WHAT YOU SHOULD DO: Every line that holds the string "derived" is to be identified and copied.

EXERCISE MATERIAL:
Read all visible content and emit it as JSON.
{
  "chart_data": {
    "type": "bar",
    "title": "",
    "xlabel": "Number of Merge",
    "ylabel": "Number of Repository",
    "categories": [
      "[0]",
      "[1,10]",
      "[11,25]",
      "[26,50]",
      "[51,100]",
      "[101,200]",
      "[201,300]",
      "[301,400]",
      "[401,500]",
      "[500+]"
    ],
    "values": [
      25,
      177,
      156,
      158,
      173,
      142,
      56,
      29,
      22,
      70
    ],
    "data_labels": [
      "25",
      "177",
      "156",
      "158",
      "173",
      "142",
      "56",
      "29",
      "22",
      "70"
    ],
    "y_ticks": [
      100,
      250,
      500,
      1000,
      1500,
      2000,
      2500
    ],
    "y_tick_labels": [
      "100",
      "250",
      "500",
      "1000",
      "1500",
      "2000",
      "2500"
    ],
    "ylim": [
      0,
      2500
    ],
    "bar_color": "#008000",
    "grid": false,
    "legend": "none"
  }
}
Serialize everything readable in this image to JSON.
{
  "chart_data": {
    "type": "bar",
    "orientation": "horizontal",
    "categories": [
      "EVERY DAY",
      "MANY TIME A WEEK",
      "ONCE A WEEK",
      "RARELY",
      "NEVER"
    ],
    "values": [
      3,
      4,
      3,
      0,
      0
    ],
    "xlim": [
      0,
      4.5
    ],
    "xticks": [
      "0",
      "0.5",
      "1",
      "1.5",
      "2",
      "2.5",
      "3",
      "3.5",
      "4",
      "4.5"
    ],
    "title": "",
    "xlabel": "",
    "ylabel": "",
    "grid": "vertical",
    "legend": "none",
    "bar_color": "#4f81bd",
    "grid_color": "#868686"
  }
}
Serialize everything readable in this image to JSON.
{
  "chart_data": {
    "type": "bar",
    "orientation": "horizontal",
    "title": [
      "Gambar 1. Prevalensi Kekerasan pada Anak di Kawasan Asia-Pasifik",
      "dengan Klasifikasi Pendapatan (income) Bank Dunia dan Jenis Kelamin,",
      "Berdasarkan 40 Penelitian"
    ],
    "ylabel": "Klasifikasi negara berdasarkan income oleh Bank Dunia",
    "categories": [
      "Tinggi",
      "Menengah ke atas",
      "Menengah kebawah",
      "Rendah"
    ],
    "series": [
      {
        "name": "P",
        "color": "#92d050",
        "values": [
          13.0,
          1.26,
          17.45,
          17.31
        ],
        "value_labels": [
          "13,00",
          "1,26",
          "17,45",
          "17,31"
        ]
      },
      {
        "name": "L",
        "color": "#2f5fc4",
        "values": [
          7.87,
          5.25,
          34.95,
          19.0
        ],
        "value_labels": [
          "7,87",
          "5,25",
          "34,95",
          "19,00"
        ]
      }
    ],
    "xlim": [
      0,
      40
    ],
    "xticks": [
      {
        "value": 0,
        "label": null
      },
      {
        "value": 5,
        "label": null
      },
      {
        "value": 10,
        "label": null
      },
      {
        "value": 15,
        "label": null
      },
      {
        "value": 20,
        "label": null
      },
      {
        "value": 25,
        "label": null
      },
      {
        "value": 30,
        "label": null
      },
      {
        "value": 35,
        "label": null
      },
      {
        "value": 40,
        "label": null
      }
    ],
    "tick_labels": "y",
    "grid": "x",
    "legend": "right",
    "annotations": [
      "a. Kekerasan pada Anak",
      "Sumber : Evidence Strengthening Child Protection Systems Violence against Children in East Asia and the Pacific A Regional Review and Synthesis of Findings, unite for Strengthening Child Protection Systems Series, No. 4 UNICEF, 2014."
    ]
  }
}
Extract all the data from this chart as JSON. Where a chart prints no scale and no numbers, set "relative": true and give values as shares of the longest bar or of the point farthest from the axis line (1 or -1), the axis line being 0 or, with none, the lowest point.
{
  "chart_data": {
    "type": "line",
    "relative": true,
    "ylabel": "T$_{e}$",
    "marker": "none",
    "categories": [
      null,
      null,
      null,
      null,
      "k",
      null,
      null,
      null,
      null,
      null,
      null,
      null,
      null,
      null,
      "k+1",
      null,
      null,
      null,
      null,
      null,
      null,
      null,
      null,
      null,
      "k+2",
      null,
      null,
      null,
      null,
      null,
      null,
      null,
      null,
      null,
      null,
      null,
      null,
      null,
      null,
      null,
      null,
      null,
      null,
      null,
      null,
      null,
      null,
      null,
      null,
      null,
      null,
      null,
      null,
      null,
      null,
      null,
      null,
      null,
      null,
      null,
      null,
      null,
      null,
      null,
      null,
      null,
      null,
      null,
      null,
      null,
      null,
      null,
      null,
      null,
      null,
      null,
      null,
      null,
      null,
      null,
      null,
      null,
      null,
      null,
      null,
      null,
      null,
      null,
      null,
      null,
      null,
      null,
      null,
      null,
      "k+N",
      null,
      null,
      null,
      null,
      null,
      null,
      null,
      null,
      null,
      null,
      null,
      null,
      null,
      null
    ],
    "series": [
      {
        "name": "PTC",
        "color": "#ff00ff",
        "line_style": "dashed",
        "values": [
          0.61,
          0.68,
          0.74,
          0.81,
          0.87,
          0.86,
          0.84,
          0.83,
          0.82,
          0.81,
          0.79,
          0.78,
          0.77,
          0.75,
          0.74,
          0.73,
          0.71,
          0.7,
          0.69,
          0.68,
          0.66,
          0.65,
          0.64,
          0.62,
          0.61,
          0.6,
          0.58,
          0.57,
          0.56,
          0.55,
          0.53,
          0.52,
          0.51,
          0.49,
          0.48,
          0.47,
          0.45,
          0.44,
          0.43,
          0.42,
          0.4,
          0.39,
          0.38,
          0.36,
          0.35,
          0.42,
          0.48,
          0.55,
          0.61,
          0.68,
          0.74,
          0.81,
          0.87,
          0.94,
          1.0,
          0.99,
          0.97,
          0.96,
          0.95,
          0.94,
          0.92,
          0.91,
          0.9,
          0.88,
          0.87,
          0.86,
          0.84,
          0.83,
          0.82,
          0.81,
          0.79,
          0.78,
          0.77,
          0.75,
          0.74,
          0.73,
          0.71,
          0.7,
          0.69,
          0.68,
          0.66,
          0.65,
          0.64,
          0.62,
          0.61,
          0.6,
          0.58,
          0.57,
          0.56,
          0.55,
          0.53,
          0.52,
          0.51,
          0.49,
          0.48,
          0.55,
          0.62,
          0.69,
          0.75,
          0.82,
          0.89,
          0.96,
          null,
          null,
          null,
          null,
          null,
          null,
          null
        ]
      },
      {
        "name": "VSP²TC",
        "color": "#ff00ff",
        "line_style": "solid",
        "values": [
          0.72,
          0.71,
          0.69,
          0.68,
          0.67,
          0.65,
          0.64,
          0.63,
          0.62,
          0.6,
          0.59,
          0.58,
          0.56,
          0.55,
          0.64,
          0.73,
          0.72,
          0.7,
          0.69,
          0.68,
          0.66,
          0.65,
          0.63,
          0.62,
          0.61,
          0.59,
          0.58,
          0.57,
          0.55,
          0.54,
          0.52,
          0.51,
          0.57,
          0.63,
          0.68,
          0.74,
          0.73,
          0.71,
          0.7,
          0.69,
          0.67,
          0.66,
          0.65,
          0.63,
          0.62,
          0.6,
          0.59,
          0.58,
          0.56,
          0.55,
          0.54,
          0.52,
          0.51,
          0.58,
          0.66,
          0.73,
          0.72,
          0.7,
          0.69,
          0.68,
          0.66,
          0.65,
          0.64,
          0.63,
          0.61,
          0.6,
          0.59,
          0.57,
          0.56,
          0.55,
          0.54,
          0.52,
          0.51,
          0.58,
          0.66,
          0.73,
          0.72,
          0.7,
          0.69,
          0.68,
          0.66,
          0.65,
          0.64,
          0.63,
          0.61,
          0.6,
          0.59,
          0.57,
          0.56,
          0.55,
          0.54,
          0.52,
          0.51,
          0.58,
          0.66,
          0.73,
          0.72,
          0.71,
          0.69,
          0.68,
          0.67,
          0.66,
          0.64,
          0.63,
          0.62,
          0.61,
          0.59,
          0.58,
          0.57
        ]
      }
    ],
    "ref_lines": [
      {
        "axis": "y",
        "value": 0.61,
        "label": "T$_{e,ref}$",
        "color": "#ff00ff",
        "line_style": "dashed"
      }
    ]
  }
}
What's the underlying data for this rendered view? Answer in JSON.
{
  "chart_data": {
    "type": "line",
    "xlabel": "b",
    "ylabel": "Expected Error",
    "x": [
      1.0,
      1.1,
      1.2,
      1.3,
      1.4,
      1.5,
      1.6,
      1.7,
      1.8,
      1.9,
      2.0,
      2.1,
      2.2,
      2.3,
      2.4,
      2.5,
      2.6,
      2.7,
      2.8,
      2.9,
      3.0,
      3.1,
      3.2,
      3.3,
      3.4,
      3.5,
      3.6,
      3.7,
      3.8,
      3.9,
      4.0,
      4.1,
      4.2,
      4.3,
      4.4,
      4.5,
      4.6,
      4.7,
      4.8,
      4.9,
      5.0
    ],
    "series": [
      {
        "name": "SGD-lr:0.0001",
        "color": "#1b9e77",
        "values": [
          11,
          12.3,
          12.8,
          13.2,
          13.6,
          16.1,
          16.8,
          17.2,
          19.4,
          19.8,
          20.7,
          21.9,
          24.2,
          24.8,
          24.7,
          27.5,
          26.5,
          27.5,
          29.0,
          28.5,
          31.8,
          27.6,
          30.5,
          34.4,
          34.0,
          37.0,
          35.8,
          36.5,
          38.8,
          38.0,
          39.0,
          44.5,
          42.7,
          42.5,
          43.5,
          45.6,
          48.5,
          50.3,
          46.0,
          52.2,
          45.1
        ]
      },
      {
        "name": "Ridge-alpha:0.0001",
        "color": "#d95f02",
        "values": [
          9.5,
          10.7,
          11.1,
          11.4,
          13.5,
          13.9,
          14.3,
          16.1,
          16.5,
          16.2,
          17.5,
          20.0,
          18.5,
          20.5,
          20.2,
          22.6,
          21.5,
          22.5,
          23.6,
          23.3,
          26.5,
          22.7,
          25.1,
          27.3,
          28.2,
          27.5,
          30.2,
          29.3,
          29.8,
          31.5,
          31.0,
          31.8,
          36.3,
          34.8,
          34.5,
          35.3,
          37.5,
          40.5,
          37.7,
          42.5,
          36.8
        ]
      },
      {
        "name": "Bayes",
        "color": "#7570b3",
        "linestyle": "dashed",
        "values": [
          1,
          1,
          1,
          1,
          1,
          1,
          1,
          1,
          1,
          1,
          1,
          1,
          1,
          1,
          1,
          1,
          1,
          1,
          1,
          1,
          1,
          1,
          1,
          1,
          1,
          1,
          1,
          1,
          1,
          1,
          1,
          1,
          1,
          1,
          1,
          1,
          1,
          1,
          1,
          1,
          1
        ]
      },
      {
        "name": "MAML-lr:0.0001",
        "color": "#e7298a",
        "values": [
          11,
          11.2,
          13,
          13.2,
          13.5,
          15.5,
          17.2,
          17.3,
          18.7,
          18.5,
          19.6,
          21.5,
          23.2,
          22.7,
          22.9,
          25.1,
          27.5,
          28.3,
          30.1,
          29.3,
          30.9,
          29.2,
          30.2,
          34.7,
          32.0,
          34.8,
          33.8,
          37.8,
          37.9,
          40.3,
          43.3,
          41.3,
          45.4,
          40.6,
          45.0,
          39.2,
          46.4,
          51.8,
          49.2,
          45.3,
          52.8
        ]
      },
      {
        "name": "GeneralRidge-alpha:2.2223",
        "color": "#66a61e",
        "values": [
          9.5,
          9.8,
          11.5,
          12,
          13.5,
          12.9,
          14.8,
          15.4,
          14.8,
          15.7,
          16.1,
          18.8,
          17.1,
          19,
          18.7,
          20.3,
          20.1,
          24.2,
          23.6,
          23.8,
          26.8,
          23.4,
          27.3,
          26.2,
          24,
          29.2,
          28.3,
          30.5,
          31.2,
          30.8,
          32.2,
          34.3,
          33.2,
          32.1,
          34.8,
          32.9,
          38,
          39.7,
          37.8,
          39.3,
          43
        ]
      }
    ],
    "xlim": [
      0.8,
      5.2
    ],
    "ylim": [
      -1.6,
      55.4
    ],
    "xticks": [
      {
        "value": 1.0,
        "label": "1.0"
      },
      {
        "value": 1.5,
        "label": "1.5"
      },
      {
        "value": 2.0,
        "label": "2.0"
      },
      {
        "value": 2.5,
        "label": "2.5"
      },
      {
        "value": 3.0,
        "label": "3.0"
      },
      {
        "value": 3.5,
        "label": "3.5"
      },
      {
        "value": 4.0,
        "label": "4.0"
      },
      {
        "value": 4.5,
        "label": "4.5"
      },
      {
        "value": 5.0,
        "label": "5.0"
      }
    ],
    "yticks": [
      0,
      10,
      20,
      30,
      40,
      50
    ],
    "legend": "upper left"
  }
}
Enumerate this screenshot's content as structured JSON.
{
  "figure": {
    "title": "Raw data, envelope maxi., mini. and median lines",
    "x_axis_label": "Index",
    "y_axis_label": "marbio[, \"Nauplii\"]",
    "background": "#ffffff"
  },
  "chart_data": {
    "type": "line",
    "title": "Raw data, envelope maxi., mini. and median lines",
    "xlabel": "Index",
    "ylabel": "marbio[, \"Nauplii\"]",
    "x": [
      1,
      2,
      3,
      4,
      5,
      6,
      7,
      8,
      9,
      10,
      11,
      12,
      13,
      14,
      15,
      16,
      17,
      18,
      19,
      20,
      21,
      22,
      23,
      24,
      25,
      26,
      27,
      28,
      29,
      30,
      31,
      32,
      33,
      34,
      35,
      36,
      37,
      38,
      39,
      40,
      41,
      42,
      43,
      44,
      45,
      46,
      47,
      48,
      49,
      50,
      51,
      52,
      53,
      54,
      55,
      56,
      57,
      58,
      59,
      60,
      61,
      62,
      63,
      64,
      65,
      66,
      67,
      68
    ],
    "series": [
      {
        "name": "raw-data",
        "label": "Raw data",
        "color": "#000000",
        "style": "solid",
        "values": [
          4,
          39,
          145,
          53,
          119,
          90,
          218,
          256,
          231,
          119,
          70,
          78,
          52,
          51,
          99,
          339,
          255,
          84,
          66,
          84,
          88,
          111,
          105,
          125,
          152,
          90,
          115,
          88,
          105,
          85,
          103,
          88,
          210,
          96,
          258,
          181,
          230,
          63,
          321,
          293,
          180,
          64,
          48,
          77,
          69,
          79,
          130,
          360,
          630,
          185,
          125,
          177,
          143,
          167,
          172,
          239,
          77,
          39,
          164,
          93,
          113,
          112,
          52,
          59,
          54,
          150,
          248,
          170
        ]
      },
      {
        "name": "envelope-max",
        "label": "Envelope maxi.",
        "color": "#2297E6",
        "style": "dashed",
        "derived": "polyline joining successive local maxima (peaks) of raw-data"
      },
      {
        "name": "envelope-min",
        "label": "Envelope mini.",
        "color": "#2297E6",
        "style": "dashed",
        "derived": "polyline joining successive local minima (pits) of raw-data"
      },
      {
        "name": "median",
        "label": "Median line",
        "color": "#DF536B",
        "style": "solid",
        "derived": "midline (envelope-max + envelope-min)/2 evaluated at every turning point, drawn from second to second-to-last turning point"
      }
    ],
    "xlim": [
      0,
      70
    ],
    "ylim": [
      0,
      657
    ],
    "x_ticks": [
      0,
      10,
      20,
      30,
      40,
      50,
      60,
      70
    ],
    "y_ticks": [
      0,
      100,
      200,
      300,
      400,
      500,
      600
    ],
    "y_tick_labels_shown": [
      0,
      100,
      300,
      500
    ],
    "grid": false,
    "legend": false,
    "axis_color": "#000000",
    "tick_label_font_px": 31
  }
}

TASK ANSWER:
        "derived": "polyline joining successive local maxima (peaks) of raw-data"
        "derived": "polyline joining successive local minima (pits) of raw-data"
        "derived": "midline (envelope-max + envelope-min)/2 evaluated at every turning point, drawn from second to second-to-last turning point"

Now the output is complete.